• **Extracted records**:

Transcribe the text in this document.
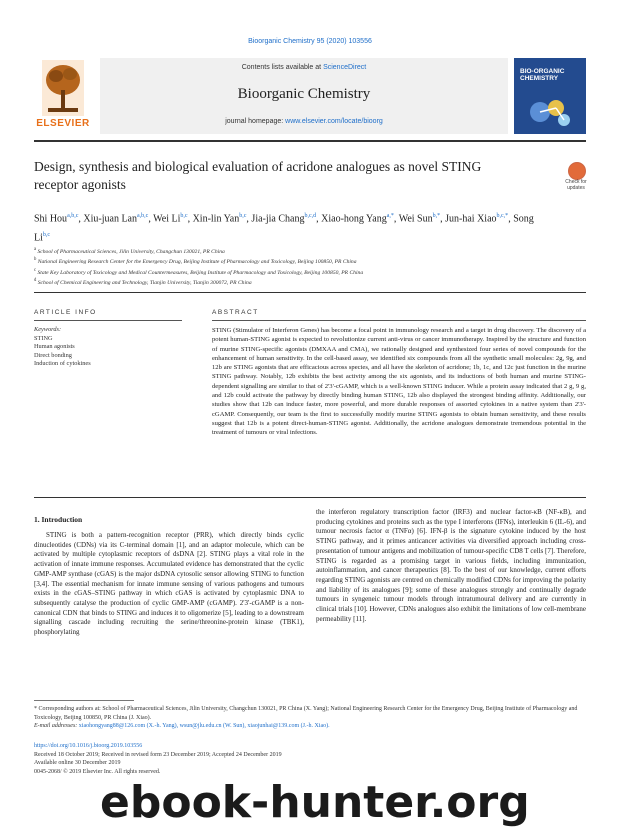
Bioorganic Chemistry 95 (2020) 103556
ELSEVIER
Contents lists available at ScienceDirect
Bioorganic Chemistry
journal homepage: www.elsevier.com/locate/bioorg
BIO-ORGANIC CHEMISTRY
Design, synthesis and biological evaluation of acridone analogues as novel STING receptor agonists	Check for updates
Shi Hou$^{a,b,c}$, Xiu-juan Lan$^{a,b,c}$, Wei Li$^{b,c}$, Xin-lin Yan$^{b,c}$, Jia-jia Chang$^{b,c,d}$, Xiao-hong Yang$^{a,*}$, Wei Sun$^{b,*}$, Jun-hai Xiao$^{b,c,*}$, Song Li$^{b,c}$
$^a$ School of Pharmaceutical Sciences, Jilin University, Changchun 130021, PR China
$^b$ National Engineering Research Center for the Emergency Drug, Beijing Institute of Pharmacology and Toxicology, Beijing 100850, PR China
$^c$ State Key Laboratory of Toxicology and Medical Countermeasures, Beijing Institute of Pharmacology and Toxicology, Beijing 100850, PR China
$^d$ School of Chemical Engineering and Technology, Tianjin University, Tianjin 300072, PR China
ARTICLE INFO
Keywords:
STING
Human agonists
Direct bonding
Induction of cytokines
ABSTRACT
STING (Stimulator of Interferon Genes) has become a focal point in immunology research and a target in drug discovery. The discovery of a potent human-STING agonist is expected to revolutionize current anti-virus or cancer immunotherapy. Inspired by the structure and function of murine STING-specific agonists (DMXAA and CMA), we rationally designed and synthesized four series of novel compounds for the enhancement of human sensitivity. In the cell-based assay, we identified six compounds from all the synthetic small molecules: 2g, 9g, and 12b are STING agonists that are efficacious across species, and all have the skeleton of acridone; 1b, 1c, and 12c just function in the murine STING pathway. Notably, 12b exhibits the best activity among the six agonists, and its inductions of both human and murine STING-dependent signalling are similar to that of 2'3'-cGAMP, which is a well-known STING inducer. While a protein assay indicated that 2 g, 9 g, and 12b could activate the pathway by directly binding human STING, 12b also displayed the strongest binding affinity. Additionally, our studies show that 12b can induce faster, more powerful, and more durable responses of assorted cytokines in a native system than 2'3'-cGAMP. Consequently, our team is the first to successfully modify murine STING agonists to obtain human sensitivity, and these results suggest that 12b is a potent direct-human-STING agonist. Additionally, the acridone analogues demonstrate tremendous potential in the treatment of tumours or viral infections.
1. Introduction

STING is both a pattern-recognition receptor (PRR), which directly binds cyclic dinucleotides (CDNs) via its C-terminal domain [1], and an adaptor molecule, which can be activated by multiple cytoplasmic receptors of dsDNA [2]. STING plays a vital role in the activation of innate immune responses. Accumulated evidence has demonstrated that the cyclic GMP-AMP synthase (cGAS) is the major dsDNA cytosolic sensor allowing STING to function [3,4]. The essential mechanism for innate immune sensing of various pathogens and tumours exists in the cGAS–STING pathway in which cGAS is activated by cytoplasmic DNA to subsequently catalyse the production of cyclic GMP-AMP (cGAMP). 2'3'-cGAMP is a non-canonical CDN that binds to STING and induces it to oligomerize [5], leading to a downstream signalling cascade including recruiting the serine/threonine-protein kinase (TBK1), phosphorylating

the interferon regulatory transcription factor (IRF3) and nuclear factor-κB (NF-κB), and producing cytokines and proteins such as the type I interferons (IFNs), interleukin 6 (IL-6), and tumour necrosis factor α (TNFα) [6]. IFN-β is the signature cytokine induced by the host STING pathway, and it primes anticancer activities via diversified approach including cross-presentation of tumour antigens and mobilization of tumour-specific CD8 T cells [7]. Therefore, STING is regarded as a promising target in various fields, including immunization, autoinflammation, and cancer therapeutics [8]. To the best of our knowledge, current efforts regarding STING agonists are centred on chemically modified CDNs for improving the polarity and liability of its analogues [9]; some of these analogues strongly and continually degrade tumours in syngeneic tumour models through intratumoural delivery and are currently in clinical trials [10]. However, CDNs analogues also exhibit the limitations of low cell-membrane permeability [11].

* Corresponding authors at: School of Pharmaceutical Sciences, Jilin University, Changchun 130021, PR China (X. Yang); National Engineering Research Center for the Emergency Drug, Beijing Institute of Pharmacology and Toxicology, Beijing 100850, PR China (J. Xiao).

E-mail addresses: xiaohongyang88@126.com (X.-h. Yang), wsun@jlu.edu.cn (W. Sun), xiaojunhai@139.com (J.-h. Xiao).

https://doi.org/10.1016/j.bioorg.2019.103556

Received 18 October 2019; Received in revised form 23 December 2019; Accepted 24 December 2019

Available online 30 December 2019

0045-2068/ © 2019 Elsevier Inc. All rights reserved.

ebook-hunter.org
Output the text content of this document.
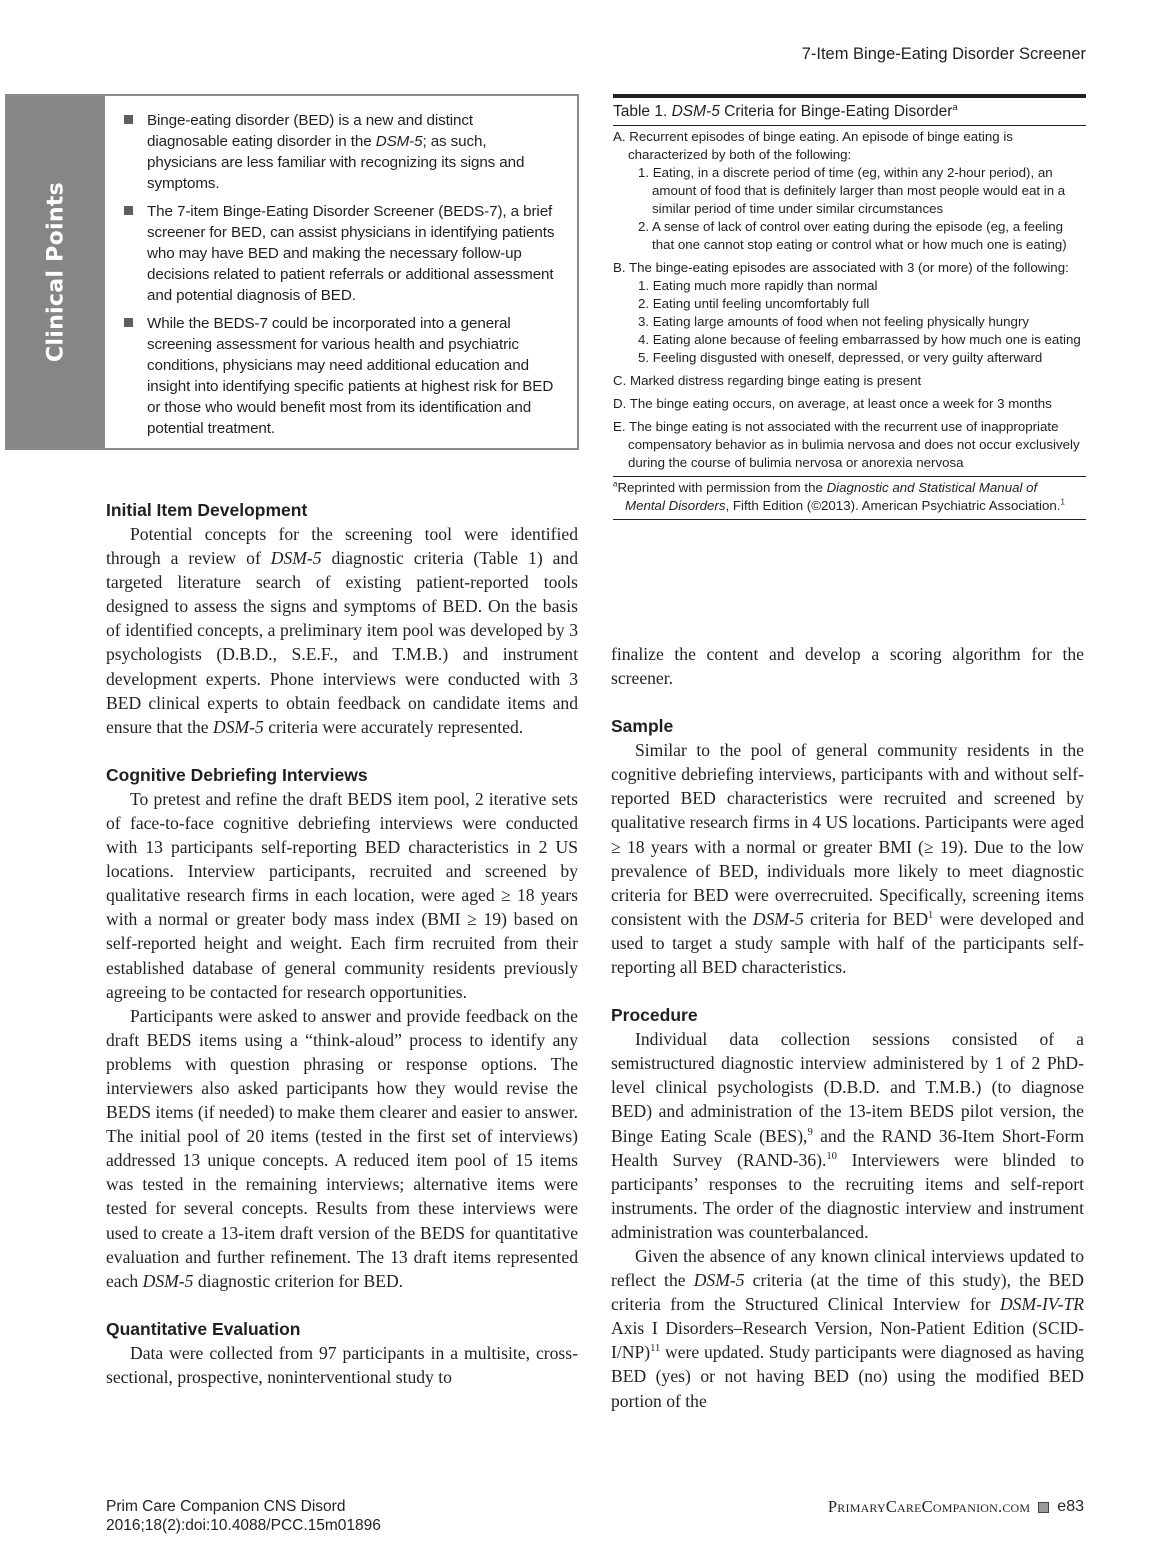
7-Item Binge-Eating Disorder Screener
Clinical Points
Binge-eating disorder (BED) is a new and distinct diagnosable eating disorder in the DSM-5; as such, physicians are less familiar with recognizing its signs and symptoms.
The 7-item Binge-Eating Disorder Screener (BEDS-7), a brief screener for BED, can assist physicians in identifying patients who may have BED and making the necessary follow-up decisions related to patient referrals or additional assessment and potential diagnosis of BED.
While the BEDS-7 could be incorporated into a general screening assessment for various health and psychiatric conditions, physicians may need additional education and insight into identifying specific patients at highest risk for BED or those who would benefit most from its identification and potential treatment.
Table 1. DSM-5 Criteria for Binge-Eating Disorder$^a$
A. Recurrent episodes of binge eating. An episode of binge eating is characterized by both of the following:
1. Eating, in a discrete period of time (eg, within any 2-hour period), an amount of food that is definitely larger than most people would eat in a similar period of time under similar circumstances
2. A sense of lack of control over eating during the episode (eg, a feeling that one cannot stop eating or control what or how much one is eating)
B. The binge-eating episodes are associated with 3 (or more) of the following:
1. Eating much more rapidly than normal
2. Eating until feeling uncomfortably full
3. Eating large amounts of food when not feeling physically hungry
4. Eating alone because of feeling embarrassed by how much one is eating
5. Feeling disgusted with oneself, depressed, or very guilty afterward
C. Marked distress regarding binge eating is present
D. The binge eating occurs, on average, at least once a week for 3 months
E. The binge eating is not associated with the recurrent use of inappropriate compensatory behavior as in bulimia nervosa and does not occur exclusively during the course of bulimia nervosa or anorexia nervosa
$^a$Reprinted with permission from the Diagnostic and Statistical Manual of
Mental Disorders, Fifth Edition (©2013). American Psychiatric Association.$^1$
Initial Item Development
Potential concepts for the screening tool were identified through a review of DSM-5 diagnostic criteria (Table 1) and targeted literature search of existing patient-reported tools designed to assess the signs and symptoms of BED. On the basis of identified concepts, a preliminary item pool was developed by 3 psychologists (D.B.D., S.E.F., and T.M.B.) and instrument development experts. Phone interviews were conducted with 3 BED clinical experts to obtain feedback on candidate items and ensure that the DSM-5 criteria were accurately represented.
Cognitive Debriefing Interviews
To pretest and refine the draft BEDS item pool, 2 iterative sets of face-to-face cognitive debriefing interviews were conducted with 13 participants self-reporting BED characteristics in 2 US locations. Interview participants, recruited and screened by qualitative research firms in each location, were aged ≥ 18 years with a normal or greater body mass index (BMI ≥ 19) based on self-reported height and weight. Each firm recruited from their established database of general community residents previously agreeing to be contacted for research opportunities.
Participants were asked to answer and provide feedback on the draft BEDS items using a “think-aloud” process to identify any problems with question phrasing or response options. The interviewers also asked participants how they would revise the BEDS items (if needed) to make them clearer and easier to answer. The initial pool of 20 items (tested in the first set of interviews) addressed 13 unique concepts. A reduced item pool of 15 items was tested in the remaining interviews; alternative items were tested for several concepts. Results from these interviews were used to create a 13-item draft version of the BEDS for quantitative evaluation and further refinement. The 13 draft items represented each DSM-5 diagnostic criterion for BED.
Quantitative Evaluation
Data were collected from 97 participants in a multisite, cross-sectional, prospective, noninterventional study to
finalize the content and develop a scoring algorithm for the screener.
Sample
Similar to the pool of general community residents in the cognitive debriefing interviews, participants with and without self-reported BED characteristics were recruited and screened by qualitative research firms in 4 US locations. Participants were aged ≥ 18 years with a normal or greater BMI (≥ 19). Due to the low prevalence of BED, individuals more likely to meet diagnostic criteria for BED were overrecruited. Specifically, screening items consistent with the DSM-5 criteria for BED$^1$ were developed and used to target a study sample with half of the participants self-reporting all BED characteristics.
Procedure
Individual data collection sessions consisted of a semistructured diagnostic interview administered by 1 of 2 PhD-level clinical psychologists (D.B.D. and T.M.B.) (to diagnose BED) and administration of the 13-item BEDS pilot version, the Binge Eating Scale (BES),$^9$ and the RAND 36-Item Short-Form Health Survey (RAND-36).$^{10}$ Interviewers were blinded to participants’ responses to the recruiting items and self-report instruments. The order of the diagnostic interview and instrument administration was counterbalanced.
Given the absence of any known clinical interviews updated to reflect the DSM-5 criteria (at the time of this study), the BED criteria from the Structured Clinical Interview for DSM-IV-TR Axis I Disorders–Research Version, Non-Patient Edition (SCID-I/NP)$^{11}$ were updated. Study participants were diagnosed as having BED (yes) or not having BED (no) using the modified BED portion of the
Prim Care Companion CNS Disord
2016;18(2):doi:10.4088/PCC.15m01896
PrimaryCareCompanion.com e83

• **Task goal**:
Within the entries, count the lines that contain the word "assessment". Give that number and no more.

• **Reply**:
2